(SHORT EXERCISE): In the material below, find each line holding the string "Основы" and copy it.
==================================================
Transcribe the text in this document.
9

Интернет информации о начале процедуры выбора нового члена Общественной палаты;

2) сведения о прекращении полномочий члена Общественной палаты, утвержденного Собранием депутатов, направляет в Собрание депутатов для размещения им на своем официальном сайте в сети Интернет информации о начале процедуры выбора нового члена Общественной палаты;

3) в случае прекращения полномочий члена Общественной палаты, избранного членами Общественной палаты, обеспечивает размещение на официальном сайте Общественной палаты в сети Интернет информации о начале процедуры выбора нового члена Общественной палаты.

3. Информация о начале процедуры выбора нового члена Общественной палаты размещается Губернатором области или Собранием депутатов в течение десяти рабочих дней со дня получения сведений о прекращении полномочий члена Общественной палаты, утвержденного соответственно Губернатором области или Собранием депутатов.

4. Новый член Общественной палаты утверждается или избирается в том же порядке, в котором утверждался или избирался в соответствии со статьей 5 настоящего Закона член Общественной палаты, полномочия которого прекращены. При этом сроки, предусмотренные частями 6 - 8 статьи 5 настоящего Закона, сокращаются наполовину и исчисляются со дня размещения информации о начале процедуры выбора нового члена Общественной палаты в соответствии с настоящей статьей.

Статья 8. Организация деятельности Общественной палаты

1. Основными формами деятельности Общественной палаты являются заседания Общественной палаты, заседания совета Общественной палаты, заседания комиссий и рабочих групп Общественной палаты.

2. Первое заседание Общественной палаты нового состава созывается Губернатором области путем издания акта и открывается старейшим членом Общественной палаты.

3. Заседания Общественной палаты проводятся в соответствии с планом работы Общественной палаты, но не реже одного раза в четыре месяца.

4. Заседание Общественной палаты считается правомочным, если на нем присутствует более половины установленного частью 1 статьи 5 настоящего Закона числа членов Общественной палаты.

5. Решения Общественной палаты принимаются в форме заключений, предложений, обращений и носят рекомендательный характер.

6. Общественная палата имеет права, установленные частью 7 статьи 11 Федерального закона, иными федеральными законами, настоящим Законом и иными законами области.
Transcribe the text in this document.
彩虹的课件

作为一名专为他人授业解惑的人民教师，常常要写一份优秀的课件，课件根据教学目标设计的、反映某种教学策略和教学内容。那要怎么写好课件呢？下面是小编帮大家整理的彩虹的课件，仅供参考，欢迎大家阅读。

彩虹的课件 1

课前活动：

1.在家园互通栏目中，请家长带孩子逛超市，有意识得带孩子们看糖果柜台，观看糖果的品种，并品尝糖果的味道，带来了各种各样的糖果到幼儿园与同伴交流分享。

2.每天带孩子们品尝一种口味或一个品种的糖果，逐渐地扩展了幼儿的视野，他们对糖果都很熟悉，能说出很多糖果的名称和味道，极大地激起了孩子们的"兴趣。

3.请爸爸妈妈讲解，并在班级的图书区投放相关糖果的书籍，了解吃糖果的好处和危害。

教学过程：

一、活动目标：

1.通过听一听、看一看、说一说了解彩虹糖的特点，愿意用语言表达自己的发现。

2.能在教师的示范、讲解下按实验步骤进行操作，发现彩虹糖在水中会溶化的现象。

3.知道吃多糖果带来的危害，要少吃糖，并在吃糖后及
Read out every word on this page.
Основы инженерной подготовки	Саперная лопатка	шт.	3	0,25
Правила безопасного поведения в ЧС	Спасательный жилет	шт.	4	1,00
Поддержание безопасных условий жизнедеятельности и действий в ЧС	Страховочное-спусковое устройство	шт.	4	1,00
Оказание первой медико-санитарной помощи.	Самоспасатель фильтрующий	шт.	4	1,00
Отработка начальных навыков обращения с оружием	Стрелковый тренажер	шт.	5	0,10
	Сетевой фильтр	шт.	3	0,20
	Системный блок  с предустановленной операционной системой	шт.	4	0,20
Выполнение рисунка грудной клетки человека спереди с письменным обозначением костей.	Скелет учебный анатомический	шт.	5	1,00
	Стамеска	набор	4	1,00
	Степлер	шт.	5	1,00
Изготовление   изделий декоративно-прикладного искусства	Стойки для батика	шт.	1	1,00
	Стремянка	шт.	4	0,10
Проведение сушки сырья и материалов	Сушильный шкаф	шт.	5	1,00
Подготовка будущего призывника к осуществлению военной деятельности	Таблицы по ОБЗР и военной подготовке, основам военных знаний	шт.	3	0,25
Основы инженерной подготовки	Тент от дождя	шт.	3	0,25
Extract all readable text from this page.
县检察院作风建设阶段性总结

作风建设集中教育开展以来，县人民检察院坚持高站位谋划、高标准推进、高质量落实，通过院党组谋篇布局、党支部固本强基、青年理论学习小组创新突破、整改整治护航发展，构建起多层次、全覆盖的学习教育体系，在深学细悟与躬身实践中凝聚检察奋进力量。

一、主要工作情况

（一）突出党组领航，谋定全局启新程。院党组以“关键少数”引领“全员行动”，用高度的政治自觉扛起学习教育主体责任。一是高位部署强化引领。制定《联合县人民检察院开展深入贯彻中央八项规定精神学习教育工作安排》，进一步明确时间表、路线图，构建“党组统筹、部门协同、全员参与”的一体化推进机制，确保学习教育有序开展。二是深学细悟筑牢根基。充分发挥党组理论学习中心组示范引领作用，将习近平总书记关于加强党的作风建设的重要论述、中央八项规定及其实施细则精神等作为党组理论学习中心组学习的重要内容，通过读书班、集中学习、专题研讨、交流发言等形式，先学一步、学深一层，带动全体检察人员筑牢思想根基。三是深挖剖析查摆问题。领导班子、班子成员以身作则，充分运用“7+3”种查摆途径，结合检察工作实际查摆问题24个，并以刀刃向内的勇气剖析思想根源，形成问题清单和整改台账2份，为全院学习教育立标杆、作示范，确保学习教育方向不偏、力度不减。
==================================================
(WRITTEN SOLUTION):
Основы инженерной подготовки	Саперная лопатка	шт.	3	0,25
Основы инженерной подготовки	Тент от дождя	шт.	3	0,25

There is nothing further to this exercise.